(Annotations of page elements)
________________
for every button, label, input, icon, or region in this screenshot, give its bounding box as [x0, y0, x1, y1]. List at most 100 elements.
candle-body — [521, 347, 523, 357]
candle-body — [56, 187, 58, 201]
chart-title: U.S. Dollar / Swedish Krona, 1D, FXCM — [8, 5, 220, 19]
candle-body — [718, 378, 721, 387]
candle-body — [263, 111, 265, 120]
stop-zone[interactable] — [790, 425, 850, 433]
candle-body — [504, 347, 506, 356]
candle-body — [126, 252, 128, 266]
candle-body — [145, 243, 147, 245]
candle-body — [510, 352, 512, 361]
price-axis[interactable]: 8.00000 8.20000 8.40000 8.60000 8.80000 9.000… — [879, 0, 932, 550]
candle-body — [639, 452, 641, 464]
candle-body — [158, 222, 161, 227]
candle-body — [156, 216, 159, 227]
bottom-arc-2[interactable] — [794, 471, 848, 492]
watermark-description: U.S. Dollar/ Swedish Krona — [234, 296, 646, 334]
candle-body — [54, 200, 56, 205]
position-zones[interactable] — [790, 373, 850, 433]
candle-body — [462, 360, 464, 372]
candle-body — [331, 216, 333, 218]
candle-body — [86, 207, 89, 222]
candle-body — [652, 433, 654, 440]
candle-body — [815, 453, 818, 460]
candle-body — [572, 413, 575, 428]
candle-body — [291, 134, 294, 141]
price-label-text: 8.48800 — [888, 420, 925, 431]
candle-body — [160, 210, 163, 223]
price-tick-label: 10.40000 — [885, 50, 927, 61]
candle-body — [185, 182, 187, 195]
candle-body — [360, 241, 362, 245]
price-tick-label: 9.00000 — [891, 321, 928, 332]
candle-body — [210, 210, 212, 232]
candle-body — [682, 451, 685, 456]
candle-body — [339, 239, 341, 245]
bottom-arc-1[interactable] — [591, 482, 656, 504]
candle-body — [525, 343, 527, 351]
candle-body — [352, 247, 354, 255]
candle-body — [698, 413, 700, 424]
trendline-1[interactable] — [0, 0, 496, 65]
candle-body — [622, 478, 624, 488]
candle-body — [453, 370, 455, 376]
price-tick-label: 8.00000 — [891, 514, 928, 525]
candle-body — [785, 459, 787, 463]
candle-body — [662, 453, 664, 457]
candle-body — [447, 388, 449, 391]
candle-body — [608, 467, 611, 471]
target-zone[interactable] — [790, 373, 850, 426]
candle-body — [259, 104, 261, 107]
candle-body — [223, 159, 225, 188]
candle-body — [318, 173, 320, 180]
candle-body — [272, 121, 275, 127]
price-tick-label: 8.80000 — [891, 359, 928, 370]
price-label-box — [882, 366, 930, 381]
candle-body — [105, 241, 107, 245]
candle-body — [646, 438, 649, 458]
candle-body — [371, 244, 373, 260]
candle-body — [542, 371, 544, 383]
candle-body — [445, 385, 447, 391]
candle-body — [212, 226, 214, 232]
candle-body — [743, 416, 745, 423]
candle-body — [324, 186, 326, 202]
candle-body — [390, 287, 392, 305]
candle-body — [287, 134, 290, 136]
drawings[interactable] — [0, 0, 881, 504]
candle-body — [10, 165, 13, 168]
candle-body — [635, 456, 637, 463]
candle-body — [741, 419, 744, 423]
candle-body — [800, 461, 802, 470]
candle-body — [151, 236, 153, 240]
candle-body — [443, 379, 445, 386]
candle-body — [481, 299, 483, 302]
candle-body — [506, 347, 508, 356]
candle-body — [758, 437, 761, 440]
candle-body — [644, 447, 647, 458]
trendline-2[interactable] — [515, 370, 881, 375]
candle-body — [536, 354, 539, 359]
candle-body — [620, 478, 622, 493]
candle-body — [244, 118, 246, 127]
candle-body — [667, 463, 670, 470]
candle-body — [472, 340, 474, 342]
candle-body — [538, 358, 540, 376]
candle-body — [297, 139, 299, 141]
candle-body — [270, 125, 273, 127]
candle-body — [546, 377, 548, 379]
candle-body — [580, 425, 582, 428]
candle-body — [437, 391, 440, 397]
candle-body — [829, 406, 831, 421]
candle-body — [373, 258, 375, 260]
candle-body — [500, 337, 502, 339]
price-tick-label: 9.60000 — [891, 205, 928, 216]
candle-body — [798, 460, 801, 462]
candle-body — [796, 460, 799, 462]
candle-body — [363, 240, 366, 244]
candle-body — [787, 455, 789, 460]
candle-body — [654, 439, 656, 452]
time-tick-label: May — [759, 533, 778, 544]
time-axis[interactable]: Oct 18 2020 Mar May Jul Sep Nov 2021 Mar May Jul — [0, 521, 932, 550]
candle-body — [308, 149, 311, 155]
________________
Task statement:
Copy out the items from the beginning up to and including the line that contains "bottom-arc-2[interactable] — [794, 471, 848, 492]".

Complete answer:
for every button, label, input, icon, or region in this screenshot, give its bounding box as [x0, y0, x1, y1]. List at most 100 elements.
candle-body — [521, 347, 523, 357]
candle-body — [56, 187, 58, 201]
chart-title: U.S. Dollar / Swedish Krona, 1D, FXCM — [8, 5, 220, 19]
candle-body — [718, 378, 721, 387]
candle-body — [263, 111, 265, 120]
stop-zone[interactable] — [790, 425, 850, 433]
candle-body — [504, 347, 506, 356]
candle-body — [126, 252, 128, 266]
candle-body — [145, 243, 147, 245]
candle-body — [510, 352, 512, 361]
price-axis[interactable]: 8.00000 8.20000 8.40000 8.60000 8.80000 9.000… — [879, 0, 932, 550]
candle-body — [639, 452, 641, 464]
candle-body — [158, 222, 161, 227]
candle-body — [156, 216, 159, 227]
bottom-arc-2[interactable] — [794, 471, 848, 492]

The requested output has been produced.